▸ **Exercise**
Filter these entries so that only lines with the word "Byte" remain.

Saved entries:

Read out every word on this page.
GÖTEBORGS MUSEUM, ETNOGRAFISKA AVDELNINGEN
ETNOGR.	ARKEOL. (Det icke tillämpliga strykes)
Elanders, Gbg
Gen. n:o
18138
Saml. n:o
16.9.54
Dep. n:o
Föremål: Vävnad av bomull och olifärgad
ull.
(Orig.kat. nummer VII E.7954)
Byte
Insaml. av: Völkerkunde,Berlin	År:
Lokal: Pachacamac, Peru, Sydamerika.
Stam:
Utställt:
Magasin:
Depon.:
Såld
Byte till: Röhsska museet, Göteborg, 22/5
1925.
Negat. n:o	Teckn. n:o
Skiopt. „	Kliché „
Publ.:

▸ **Solution for this problem**
Byte
Byte till: Röhsska museet, Göteborg, 22/5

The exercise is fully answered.